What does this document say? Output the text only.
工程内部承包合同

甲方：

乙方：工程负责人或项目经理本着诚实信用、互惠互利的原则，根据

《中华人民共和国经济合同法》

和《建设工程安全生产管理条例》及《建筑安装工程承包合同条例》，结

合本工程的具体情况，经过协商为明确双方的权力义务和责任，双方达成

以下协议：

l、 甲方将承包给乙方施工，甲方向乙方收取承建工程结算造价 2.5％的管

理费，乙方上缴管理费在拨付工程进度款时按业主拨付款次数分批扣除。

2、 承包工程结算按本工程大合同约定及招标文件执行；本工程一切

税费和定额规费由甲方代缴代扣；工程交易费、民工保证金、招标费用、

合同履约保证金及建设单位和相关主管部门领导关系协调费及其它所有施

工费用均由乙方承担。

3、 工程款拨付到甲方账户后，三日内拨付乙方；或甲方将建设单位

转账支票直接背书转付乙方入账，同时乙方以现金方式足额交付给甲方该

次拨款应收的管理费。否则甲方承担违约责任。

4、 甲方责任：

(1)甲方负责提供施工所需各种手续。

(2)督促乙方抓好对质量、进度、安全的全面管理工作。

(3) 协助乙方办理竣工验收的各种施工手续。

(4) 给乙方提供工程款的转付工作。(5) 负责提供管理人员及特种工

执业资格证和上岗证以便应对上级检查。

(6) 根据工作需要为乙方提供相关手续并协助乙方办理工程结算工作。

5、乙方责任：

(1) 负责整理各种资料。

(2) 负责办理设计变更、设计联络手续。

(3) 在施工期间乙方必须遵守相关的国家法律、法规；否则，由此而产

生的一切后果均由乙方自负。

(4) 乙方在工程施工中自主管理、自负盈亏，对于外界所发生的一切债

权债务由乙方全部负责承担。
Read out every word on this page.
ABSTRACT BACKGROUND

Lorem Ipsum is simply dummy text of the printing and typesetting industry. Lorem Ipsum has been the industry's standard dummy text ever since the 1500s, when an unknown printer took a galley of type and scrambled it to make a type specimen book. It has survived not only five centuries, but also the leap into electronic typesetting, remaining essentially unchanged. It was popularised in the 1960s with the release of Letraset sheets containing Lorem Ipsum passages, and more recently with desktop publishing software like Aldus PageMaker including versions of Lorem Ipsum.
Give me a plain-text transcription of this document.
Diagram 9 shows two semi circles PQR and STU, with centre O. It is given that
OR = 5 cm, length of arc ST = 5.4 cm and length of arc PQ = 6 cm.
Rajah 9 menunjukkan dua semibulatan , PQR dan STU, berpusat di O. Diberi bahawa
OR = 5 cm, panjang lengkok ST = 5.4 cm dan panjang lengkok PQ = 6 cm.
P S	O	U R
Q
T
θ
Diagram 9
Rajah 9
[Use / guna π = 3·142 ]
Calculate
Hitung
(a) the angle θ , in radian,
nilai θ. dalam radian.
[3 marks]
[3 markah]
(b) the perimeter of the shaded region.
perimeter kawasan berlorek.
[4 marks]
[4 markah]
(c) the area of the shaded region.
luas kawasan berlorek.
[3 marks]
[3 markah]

········

**Exercise goal**
Report only how many lines in the records contain the word "kawasan".

**Written response**
2